» **PROMPT**: Select the lines of the records containing the word "carregat" and list them.

Records from a dataset:
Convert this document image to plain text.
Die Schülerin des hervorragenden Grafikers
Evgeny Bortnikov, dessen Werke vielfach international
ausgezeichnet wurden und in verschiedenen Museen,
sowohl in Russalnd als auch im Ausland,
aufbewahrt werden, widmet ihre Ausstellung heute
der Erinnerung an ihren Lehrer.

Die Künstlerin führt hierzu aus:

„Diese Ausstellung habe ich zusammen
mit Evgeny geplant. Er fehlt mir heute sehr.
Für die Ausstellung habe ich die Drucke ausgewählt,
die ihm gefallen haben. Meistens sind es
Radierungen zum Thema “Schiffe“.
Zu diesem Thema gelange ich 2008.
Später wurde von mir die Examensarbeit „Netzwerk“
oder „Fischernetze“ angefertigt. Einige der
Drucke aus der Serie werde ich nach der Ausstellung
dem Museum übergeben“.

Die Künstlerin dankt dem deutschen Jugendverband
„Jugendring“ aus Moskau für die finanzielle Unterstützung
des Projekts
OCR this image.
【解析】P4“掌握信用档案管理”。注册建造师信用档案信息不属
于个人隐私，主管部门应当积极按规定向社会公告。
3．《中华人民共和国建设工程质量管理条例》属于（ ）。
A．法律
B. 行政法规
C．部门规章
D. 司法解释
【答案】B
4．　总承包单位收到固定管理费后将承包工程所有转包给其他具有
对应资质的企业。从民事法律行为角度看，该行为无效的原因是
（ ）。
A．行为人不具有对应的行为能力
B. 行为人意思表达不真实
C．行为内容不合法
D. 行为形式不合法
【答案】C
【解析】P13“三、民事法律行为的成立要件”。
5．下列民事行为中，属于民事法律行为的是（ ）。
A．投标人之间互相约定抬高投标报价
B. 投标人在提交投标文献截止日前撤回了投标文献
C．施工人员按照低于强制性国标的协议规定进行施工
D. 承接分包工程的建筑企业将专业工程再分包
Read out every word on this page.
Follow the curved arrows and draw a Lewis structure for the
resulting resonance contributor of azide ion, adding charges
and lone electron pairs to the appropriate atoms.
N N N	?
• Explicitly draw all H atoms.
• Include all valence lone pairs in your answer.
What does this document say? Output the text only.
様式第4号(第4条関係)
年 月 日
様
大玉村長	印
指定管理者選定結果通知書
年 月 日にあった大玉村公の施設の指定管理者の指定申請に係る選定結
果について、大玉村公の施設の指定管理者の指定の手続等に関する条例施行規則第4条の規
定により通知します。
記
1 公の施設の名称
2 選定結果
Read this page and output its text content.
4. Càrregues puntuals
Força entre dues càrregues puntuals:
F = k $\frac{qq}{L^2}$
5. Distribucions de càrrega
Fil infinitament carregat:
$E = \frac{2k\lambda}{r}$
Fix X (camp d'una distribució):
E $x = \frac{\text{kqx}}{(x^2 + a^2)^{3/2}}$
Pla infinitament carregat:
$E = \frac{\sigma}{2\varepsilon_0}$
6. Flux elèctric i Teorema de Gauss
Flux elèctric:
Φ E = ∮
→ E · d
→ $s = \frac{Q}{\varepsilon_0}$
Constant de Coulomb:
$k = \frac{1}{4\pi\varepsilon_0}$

» **IN RESPONSE**:
Fil infinitament carregat:
Pla infinitament carregat:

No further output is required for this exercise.